— start Given entries —
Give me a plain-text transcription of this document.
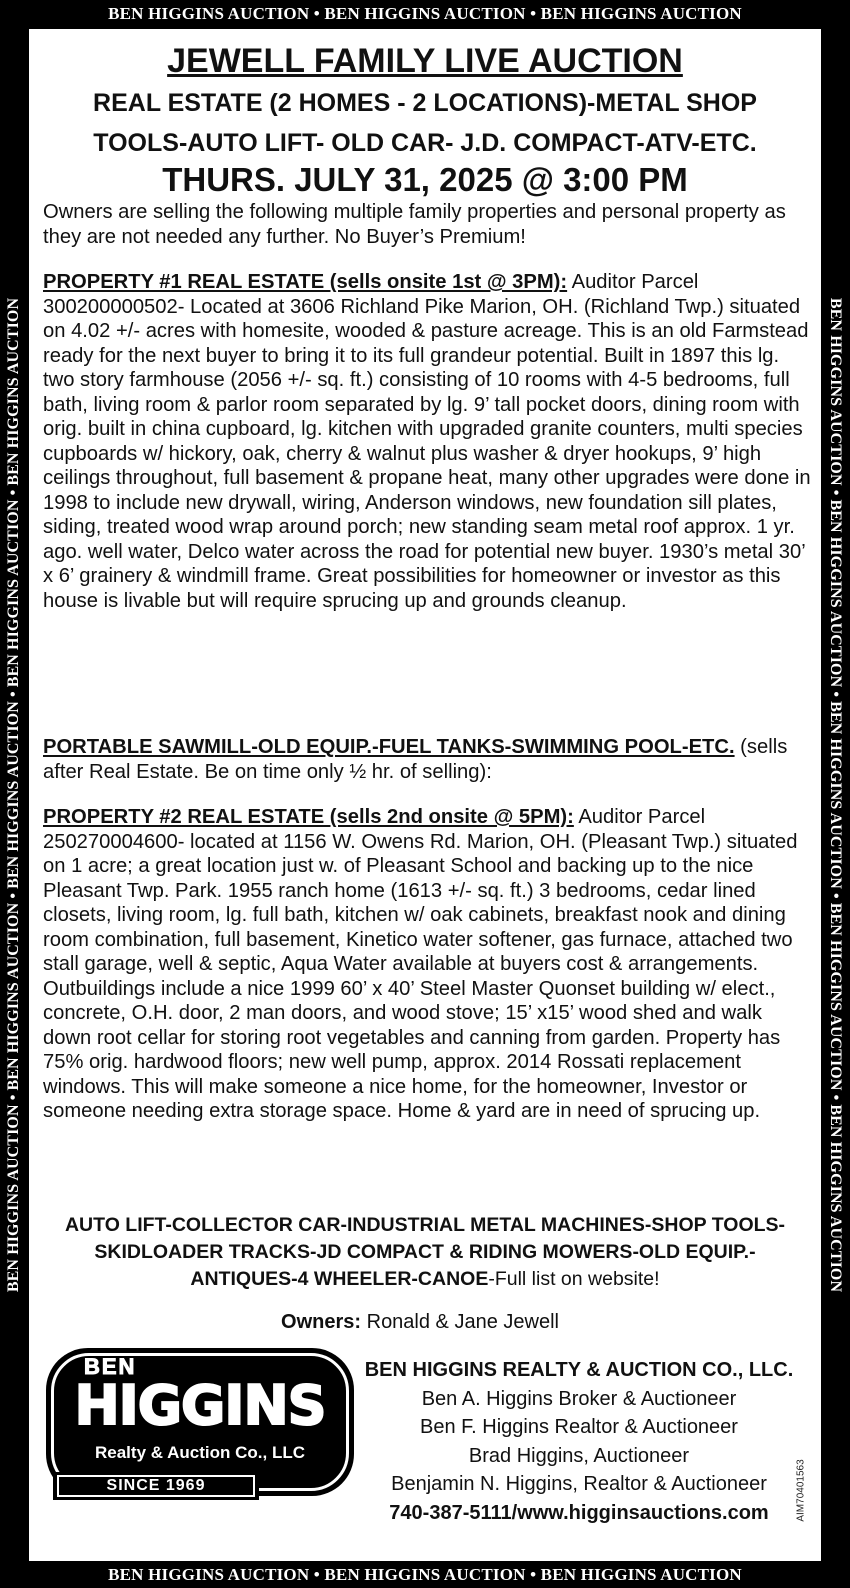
BEN HIGGINS AUCTION • BEN HIGGINS AUCTION • BEN HIGGINS AUCTION
BEN HIGGINS AUCTION • BEN HIGGINS AUCTION • BEN HIGGINS AUCTION • BEN HIGGINS AUCTION • BEN HIGGINS AUCTION	BEN HIGGINS AUCTION • BEN HIGGINS AUCTION • BEN HIGGINS AUCTION • BEN HIGGINS AUCTION • BEN HIGGINS AUCTION
BEN HIGGINS AUCTION • BEN HIGGINS AUCTION • BEN HIGGINS AUCTION
JEWELL FAMILY LIVE AUCTION
REAL ESTATE (2 HOMES - 2 LOCATIONS)-METAL SHOP
TOOLS-AUTO LIFT- OLD CAR- J.D. COMPACT-ATV-ETC.
THURS. JULY 31, 2025 @ 3:00 PM

Owners are selling the following multiple family properties and personal property as they are not needed any further. No Buyer’s Premium!

PROPERTY #1 REAL ESTATE (sells onsite 1st @ 3PM): Auditor Parcel 300200000502- Located at 3606 Richland Pike Marion, OH. (Richland Twp.) situated on 4.02 +/- acres with homesite, wooded & pasture acreage. This is an old Farmstead ready for the next buyer to bring it to its full grandeur potential. Built in 1897 this lg. two story farmhouse (2056 +/- sq. ft.) consisting of 10 rooms with 4-5 bedrooms, full bath, living room & parlor room separated by lg. 9’ tall pocket doors, dining room with orig. built in china cupboard, lg. kitchen with upgraded granite counters, multi species cupboards w/ hickory, oak, cherry & walnut plus washer & dryer hookups, 9’ high ceilings throughout, full basement & propane heat, many other upgrades were done in 1998 to include new drywall, wiring, Anderson windows, new foundation sill plates, siding, treated wood wrap around porch; new standing seam metal roof approx. 1 yr. ago. well water, Delco water across the road for potential new buyer. 1930’s metal 30’ x 6’ grainery & windmill frame. Great possibilities for homeowner or investor as this house is livable but will require sprucing up and grounds cleanup.

PORTABLE SAWMILL-OLD EQUIP.-FUEL TANKS-SWIMMING POOL-ETC. (sells after Real Estate. Be on time only ½ hr. of selling):

PROPERTY #2 REAL ESTATE (sells 2nd onsite @ 5PM): Auditor Parcel 250270004600- located at 1156 W. Owens Rd. Marion, OH. (Pleasant Twp.) situated on 1 acre; a great location just w. of Pleasant School and backing up to the nice Pleasant Twp. Park. 1955 ranch home (1613 +/- sq. ft.) 3 bedrooms, cedar lined closets, living room, lg. full bath, kitchen w/ oak cabinets, breakfast nook and dining room combination, full basement, Kinetico water softener, gas furnace, attached two stall garage, well & septic, Aqua Water available at buyers cost & arrangements. Outbuildings include a nice 1999 60’ x 40’ Steel Master Quonset building w/ elect., concrete, O.H. door, 2 man doors, and wood stove; 15’ x15’ wood shed and walk down root cellar for storing root vegetables and canning from garden. Property has 75% orig. hardwood floors; new well pump, approx. 2014 Rossati replacement windows. This will make someone a nice home, for the homeowner, Investor or someone needing extra storage space. Home & yard are in need of sprucing up.

AUTO LIFT-COLLECTOR CAR-INDUSTRIAL METAL MACHINES-SHOP TOOLS-
SKIDLOADER TRACKS-JD COMPACT & RIDING MOWERS-OLD EQUIP.-
ANTIQUES-4 WHEELER-CANOE-Full list on website!
Owners: Ronald & Jane Jewell
BEN
HIGGINS
Realty & Auction Co., LLC
BEN HIGGINS REALTY & AUCTION CO., LLC.
Ben A. Higgins Broker & Auctioneer
Ben F. Higgins Realtor & Auctioneer
Brad Higgins, Auctioneer
Benjamin N. Higgins, Realtor & Auctioneer
740-387-5111/www.higginsauctions.com	AIM70401563
SINCE 1969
— end Given entries —
*Stated problem*
Write out the records above exactly as they appear, leaving out any pictures.

*Reply*
Give me a plain-text transcription of this document.
BEN HIGGINS AUCTION • BEN HIGGINS AUCTION • BEN HIGGINS AUCTION
BEN HIGGINS AUCTION • BEN HIGGINS AUCTION • BEN HIGGINS AUCTION • BEN HIGGINS AUCTION • BEN HIGGINS AUCTION	BEN HIGGINS AUCTION • BEN HIGGINS AUCTION • BEN HIGGINS AUCTION • BEN HIGGINS AUCTION • BEN HIGGINS AUCTION
BEN HIGGINS AUCTION • BEN HIGGINS AUCTION • BEN HIGGINS AUCTION
JEWELL FAMILY LIVE AUCTION
REAL ESTATE (2 HOMES - 2 LOCATIONS)-METAL SHOP
TOOLS-AUTO LIFT- OLD CAR- J.D. COMPACT-ATV-ETC.
THURS. JULY 31, 2025 @ 3:00 PM

Owners are selling the following multiple family properties and personal property as they are not needed any further. No Buyer’s Premium!

PROPERTY #1 REAL ESTATE (sells onsite 1st @ 3PM): Auditor Parcel 300200000502- Located at 3606 Richland Pike Marion, OH. (Richland Twp.) situated on 4.02 +/- acres with homesite, wooded & pasture acreage. This is an old Farmstead ready for the next buyer to bring it to its full grandeur potential. Built in 1897 this lg. two story farmhouse (2056 +/- sq. ft.) consisting of 10 rooms with 4-5 bedrooms, full bath, living room & parlor room separated by lg. 9’ tall pocket doors, dining room with orig. built in china cupboard, lg. kitchen with upgraded granite counters, multi species cupboards w/ hickory, oak, cherry & walnut plus washer & dryer hookups, 9’ high ceilings throughout, full basement & propane heat, many other upgrades were done in 1998 to include new drywall, wiring, Anderson windows, new foundation sill plates, siding, treated wood wrap around porch; new standing seam metal roof approx. 1 yr. ago. well water, Delco water across the road for potential new buyer. 1930’s metal 30’ x 6’ grainery & windmill frame. Great possibilities for homeowner or investor as this house is livable but will require sprucing up and grounds cleanup.

PORTABLE SAWMILL-OLD EQUIP.-FUEL TANKS-SWIMMING POOL-ETC. (sells after Real Estate. Be on time only ½ hr. of selling):

PROPERTY #2 REAL ESTATE (sells 2nd onsite @ 5PM): Auditor Parcel 250270004600- located at 1156 W. Owens Rd. Marion, OH. (Pleasant Twp.) situated on 1 acre; a great location just w. of Pleasant School and backing up to the nice Pleasant Twp. Park. 1955 ranch home (1613 +/- sq. ft.) 3 bedrooms, cedar lined closets, living room, lg. full bath, kitchen w/ oak cabinets, breakfast nook and dining room combination, full basement, Kinetico water softener, gas furnace, attached two stall garage, well & septic, Aqua Water available at buyers cost & arrangements. Outbuildings include a nice 1999 60’ x 40’ Steel Master Quonset building w/ elect., concrete, O.H. door, 2 man doors, and wood stove; 15’ x15’ wood shed and walk down root cellar for storing root vegetables and canning from garden. Property has 75% orig. hardwood floors; new well pump, approx. 2014 Rossati replacement windows. This will make someone a nice home, for the homeowner, Investor or someone needing extra storage space. Home & yard are in need of sprucing up.

AUTO LIFT-COLLECTOR CAR-INDUSTRIAL METAL MACHINES-SHOP TOOLS-
SKIDLOADER TRACKS-JD COMPACT & RIDING MOWERS-OLD EQUIP.-
ANTIQUES-4 WHEELER-CANOE-Full list on website!
Owners: Ronald & Jane Jewell
BEN
HIGGINS
Realty & Auction Co., LLC
BEN HIGGINS REALTY & AUCTION CO., LLC.
Ben A. Higgins Broker & Auctioneer
Ben F. Higgins Realtor & Auctioneer
Brad Higgins, Auctioneer
Benjamin N. Higgins, Realtor & Auctioneer
740-387-5111/www.higginsauctions.com	AIM70401563
SINCE 1969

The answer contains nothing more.